**What you need to do:**
Please output the entries below from the line that contains "OCR this image." through the final line, reproduced exactly and alone.

**Input data:**
-- BEGIN --

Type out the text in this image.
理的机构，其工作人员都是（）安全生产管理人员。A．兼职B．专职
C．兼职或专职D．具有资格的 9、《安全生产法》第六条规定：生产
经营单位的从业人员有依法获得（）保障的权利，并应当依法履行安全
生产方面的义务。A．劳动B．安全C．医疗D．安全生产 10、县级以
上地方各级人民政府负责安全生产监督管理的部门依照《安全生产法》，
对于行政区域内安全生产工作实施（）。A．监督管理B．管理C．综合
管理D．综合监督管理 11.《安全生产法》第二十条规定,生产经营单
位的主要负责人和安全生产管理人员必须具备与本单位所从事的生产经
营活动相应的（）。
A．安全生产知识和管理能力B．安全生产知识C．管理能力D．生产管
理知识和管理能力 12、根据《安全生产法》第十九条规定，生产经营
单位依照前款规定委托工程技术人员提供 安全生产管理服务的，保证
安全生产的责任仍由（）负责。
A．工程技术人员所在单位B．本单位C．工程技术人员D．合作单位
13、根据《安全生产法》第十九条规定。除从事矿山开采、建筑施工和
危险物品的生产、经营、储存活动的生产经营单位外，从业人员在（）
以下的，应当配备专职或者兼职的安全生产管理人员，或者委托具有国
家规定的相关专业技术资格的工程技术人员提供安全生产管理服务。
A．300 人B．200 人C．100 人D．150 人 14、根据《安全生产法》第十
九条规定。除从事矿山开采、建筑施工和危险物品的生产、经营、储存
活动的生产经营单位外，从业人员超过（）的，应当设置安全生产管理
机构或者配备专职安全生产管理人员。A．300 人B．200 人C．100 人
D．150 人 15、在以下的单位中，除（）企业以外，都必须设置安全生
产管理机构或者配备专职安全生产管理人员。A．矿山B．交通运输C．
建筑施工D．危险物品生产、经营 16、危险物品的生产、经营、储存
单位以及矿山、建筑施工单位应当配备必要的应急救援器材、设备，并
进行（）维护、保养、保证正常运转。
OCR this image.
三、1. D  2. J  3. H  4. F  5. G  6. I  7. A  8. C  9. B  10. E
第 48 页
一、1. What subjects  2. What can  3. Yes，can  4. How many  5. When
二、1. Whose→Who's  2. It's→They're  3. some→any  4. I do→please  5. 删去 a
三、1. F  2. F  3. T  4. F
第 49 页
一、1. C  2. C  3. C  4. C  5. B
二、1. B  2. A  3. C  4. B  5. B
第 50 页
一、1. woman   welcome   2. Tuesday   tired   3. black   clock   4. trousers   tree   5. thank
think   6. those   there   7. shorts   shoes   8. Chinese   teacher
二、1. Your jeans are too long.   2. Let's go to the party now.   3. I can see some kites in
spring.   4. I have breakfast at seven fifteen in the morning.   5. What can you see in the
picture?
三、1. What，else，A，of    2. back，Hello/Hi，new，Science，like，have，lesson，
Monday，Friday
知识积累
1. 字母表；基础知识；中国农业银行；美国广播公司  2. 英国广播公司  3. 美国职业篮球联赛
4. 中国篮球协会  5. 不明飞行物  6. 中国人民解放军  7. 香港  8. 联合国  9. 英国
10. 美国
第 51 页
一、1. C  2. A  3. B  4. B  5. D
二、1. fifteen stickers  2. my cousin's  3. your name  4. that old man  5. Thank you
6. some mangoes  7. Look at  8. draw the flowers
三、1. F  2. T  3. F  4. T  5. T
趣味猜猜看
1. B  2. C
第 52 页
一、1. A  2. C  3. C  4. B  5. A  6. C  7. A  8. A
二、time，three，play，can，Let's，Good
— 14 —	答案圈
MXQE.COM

-- END --

**Finished exercise:**
OCR this image.
三、1. D  2. J  3. H  4. F  5. G  6. I  7. A  8. C  9. B  10. E
第 48 页
一、1. What subjects  2. What can  3. Yes，can  4. How many  5. When
二、1. Whose→Who's  2. It's→They're  3. some→any  4. I do→please  5. 删去 a
三、1. F  2. F  3. T  4. F
第 49 页
一、1. C  2. C  3. C  4. C  5. B
二、1. B  2. A  3. C  4. B  5. B
第 50 页
一、1. woman   welcome   2. Tuesday   tired   3. black   clock   4. trousers   tree   5. thank
think   6. those   there   7. shorts   shoes   8. Chinese   teacher
二、1. Your jeans are too long.   2. Let's go to the party now.   3. I can see some kites in
spring.   4. I have breakfast at seven fifteen in the morning.   5. What can you see in the
picture?
三、1. What，else，A，of    2. back，Hello/Hi，new，Science，like，have，lesson，
Monday，Friday
知识积累
1. 字母表；基础知识；中国农业银行；美国广播公司  2. 英国广播公司  3. 美国职业篮球联赛
4. 中国篮球协会  5. 不明飞行物  6. 中国人民解放军  7. 香港  8. 联合国  9. 英国
10. 美国
第 51 页
一、1. C  2. A  3. B  4. B  5. D
二、1. fifteen stickers  2. my cousin's  3. your name  4. that old man  5. Thank you
6. some mangoes  7. Look at  8. draw the flowers
三、1. F  2. T  3. F  4. T  5. T
趣味猜猜看
1. B  2. C
第 52 页
一、1. A  2. C  3. C  4. B  5. A  6. C  7. A  8. A
二、time，three，play，can，Let's，Good
— 14 —	答案圈
MXQE.COM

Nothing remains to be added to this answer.